Short exercise
Are you able to retype all the records below exactly?

Some records
◆ ◆ ◆ ◆

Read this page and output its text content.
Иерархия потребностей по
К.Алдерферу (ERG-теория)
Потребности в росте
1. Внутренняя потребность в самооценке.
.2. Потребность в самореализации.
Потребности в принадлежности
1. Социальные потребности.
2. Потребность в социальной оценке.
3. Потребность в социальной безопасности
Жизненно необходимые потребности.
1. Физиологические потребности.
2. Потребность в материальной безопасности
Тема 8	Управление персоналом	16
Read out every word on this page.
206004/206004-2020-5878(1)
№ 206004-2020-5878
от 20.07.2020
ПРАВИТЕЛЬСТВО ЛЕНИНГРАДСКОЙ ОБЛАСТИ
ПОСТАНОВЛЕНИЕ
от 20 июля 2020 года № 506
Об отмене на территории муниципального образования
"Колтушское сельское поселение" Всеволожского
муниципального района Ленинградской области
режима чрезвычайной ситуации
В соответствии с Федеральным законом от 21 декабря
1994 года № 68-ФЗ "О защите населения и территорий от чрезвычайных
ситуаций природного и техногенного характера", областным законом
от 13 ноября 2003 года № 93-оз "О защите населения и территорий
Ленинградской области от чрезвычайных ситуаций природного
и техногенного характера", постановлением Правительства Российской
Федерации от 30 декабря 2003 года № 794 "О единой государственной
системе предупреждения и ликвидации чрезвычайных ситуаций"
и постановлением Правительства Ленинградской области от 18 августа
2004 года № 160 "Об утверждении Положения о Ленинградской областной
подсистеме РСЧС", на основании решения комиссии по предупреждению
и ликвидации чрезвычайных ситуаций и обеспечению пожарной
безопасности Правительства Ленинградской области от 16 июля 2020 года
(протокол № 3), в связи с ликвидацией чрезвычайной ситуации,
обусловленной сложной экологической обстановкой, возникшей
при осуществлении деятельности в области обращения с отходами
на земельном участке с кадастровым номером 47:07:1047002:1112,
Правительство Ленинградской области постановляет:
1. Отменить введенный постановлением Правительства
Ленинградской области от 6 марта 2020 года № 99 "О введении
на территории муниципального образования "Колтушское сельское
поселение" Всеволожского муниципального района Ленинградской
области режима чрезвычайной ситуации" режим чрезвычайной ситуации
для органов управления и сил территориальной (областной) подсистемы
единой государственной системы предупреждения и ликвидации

◆ ◆ ◆ ◆

Right answer
Read this page and output its text content.
Иерархия потребностей по
К.Алдерферу (ERG-теория)
Потребности в росте
1. Внутренняя потребность в самооценке.
.2. Потребность в самореализации.
Потребности в принадлежности
1. Социальные потребности.
2. Потребность в социальной оценке.
3. Потребность в социальной безопасности
Жизненно необходимые потребности.
1. Физиологические потребности.
2. Потребность в материальной безопасности
Тема 8	Управление персоналом	16
Read out every word on this page.
206004/206004-2020-5878(1)
№ 206004-2020-5878
от 20.07.2020
ПРАВИТЕЛЬСТВО ЛЕНИНГРАДСКОЙ ОБЛАСТИ
ПОСТАНОВЛЕНИЕ
от 20 июля 2020 года № 506
Об отмене на территории муниципального образования
"Колтушское сельское поселение" Всеволожского
муниципального района Ленинградской области
режима чрезвычайной ситуации
В соответствии с Федеральным законом от 21 декабря
1994 года № 68-ФЗ "О защите населения и территорий от чрезвычайных
ситуаций природного и техногенного характера", областным законом
от 13 ноября 2003 года № 93-оз "О защите населения и территорий
Ленинградской области от чрезвычайных ситуаций природного
и техногенного характера", постановлением Правительства Российской
Федерации от 30 декабря 2003 года № 794 "О единой государственной
системе предупреждения и ликвидации чрезвычайных ситуаций"
и постановлением Правительства Ленинградской области от 18 августа
2004 года № 160 "Об утверждении Положения о Ленинградской областной
подсистеме РСЧС", на основании решения комиссии по предупреждению
и ликвидации чрезвычайных ситуаций и обеспечению пожарной
безопасности Правительства Ленинградской области от 16 июля 2020 года
(протокол № 3), в связи с ликвидацией чрезвычайной ситуации,
обусловленной сложной экологической обстановкой, возникшей
при осуществлении деятельности в области обращения с отходами
на земельном участке с кадастровым номером 47:07:1047002:1112,
Правительство Ленинградской области постановляет:
1. Отменить введенный постановлением Правительства
Ленинградской области от 6 марта 2020 года № 99 "О введении
на территории муниципального образования "Колтушское сельское
поселение" Всеволожского муниципального района Ленинградской
области режима чрезвычайной ситуации" режим чрезвычайной ситуации
для органов управления и сил территориальной (областной) подсистемы
единой государственной системы предупреждения и ликвидации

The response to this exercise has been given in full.